Work to complete >> Single out each line with the word "гарантийного" and copy it.

--- Start Exercise inputs ---

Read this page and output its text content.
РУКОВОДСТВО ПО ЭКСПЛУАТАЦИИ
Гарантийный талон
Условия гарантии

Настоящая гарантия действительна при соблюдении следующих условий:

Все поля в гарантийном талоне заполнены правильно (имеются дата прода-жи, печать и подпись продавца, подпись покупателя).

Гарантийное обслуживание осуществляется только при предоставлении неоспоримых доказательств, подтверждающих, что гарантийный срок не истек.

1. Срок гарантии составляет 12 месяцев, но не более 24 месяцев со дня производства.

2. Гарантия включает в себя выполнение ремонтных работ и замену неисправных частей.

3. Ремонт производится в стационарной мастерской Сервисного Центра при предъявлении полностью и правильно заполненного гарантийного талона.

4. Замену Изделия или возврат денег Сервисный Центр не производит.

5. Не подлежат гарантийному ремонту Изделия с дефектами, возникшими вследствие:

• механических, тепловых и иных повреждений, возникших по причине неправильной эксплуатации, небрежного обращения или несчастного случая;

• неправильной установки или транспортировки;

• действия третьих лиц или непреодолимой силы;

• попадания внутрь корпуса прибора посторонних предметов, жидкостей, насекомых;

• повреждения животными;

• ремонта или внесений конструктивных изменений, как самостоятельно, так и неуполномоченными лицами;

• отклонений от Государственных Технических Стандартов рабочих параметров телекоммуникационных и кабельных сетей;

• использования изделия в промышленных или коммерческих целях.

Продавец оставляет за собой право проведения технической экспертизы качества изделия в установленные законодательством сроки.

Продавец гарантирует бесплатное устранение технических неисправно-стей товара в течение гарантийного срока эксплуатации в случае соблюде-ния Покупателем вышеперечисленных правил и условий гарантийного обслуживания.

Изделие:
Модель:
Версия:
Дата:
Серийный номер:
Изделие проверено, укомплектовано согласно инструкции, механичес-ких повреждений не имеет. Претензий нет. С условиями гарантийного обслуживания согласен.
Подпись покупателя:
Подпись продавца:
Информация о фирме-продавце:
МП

--- End Exercise inputs ---

In response >>
3. Ремонт производится в стационарной мастерской Сервисного Центра при предъявлении полностью и правильно заполненного гарантийного талона.
Продавец гарантирует бесплатное устранение технических неисправно-стей товара в течение гарантийного срока эксплуатации в случае соблюде-ния Покупателем вышеперечисленных правил и условий гарантийного обслуживания.
Изделие проверено, укомплектовано согласно инструкции, механичес-ких повреждений не имеет. Претензий нет. С условиями гарантийного обслуживания согласен.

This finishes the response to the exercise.